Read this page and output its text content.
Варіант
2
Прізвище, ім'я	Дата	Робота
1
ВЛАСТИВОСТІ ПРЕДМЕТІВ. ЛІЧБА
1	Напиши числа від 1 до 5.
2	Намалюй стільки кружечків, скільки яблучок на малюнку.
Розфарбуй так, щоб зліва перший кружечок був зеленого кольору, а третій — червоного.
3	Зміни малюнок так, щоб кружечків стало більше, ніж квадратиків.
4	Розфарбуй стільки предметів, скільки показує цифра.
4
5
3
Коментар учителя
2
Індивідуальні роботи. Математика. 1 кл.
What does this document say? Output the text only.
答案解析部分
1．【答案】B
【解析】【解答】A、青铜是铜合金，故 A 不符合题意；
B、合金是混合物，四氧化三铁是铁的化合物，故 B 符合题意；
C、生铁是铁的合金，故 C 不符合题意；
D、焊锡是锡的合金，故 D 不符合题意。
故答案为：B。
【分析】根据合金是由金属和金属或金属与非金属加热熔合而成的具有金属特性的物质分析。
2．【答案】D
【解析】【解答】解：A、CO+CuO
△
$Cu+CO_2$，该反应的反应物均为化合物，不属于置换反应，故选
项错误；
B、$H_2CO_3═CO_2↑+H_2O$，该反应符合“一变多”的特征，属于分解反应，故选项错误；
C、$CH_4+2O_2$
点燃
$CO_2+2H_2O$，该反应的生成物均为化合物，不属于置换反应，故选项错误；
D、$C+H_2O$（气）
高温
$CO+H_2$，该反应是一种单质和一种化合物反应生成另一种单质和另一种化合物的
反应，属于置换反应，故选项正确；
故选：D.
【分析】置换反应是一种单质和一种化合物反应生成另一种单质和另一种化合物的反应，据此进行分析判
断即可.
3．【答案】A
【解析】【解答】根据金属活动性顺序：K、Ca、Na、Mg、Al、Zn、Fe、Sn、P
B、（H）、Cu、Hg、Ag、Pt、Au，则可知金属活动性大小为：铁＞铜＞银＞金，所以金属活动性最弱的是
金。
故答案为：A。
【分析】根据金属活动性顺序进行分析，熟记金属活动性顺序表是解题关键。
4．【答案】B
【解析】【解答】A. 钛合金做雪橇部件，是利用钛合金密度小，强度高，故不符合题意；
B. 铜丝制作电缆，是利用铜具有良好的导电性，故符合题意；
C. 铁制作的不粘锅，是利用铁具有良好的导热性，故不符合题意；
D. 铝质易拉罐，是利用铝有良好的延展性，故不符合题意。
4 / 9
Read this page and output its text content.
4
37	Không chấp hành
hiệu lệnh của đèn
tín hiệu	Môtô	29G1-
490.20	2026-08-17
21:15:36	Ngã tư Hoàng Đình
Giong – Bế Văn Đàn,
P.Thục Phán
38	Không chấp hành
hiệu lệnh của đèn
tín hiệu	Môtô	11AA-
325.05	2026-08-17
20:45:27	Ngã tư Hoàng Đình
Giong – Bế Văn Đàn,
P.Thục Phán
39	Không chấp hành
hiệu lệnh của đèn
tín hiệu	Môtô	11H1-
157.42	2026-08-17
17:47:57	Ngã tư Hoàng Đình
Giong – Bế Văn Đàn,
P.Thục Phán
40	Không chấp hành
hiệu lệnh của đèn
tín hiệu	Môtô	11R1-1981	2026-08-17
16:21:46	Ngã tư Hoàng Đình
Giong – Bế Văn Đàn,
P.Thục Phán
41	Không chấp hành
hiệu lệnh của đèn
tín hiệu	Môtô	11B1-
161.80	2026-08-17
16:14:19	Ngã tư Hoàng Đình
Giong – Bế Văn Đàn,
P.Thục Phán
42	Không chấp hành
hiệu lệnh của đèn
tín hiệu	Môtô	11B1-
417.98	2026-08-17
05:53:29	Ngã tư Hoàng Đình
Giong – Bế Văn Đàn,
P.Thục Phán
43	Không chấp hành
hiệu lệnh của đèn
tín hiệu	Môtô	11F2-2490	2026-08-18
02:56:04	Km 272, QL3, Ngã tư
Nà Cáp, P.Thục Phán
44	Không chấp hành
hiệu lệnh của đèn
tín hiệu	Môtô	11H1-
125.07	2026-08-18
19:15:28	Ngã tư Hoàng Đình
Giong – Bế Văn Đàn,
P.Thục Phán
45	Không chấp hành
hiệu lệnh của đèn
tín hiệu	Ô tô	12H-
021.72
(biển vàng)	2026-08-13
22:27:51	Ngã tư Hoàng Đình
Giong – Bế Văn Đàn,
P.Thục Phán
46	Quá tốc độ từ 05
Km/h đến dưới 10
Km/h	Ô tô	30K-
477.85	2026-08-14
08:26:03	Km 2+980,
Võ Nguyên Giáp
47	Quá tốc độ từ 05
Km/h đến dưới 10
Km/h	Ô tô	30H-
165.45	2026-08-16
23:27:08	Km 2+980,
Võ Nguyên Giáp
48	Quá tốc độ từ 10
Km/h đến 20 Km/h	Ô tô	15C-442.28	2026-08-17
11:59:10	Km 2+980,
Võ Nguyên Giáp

What is asked: Return only the number of lines in the entries that contain the string "Hoàng".

Finished exercise: 8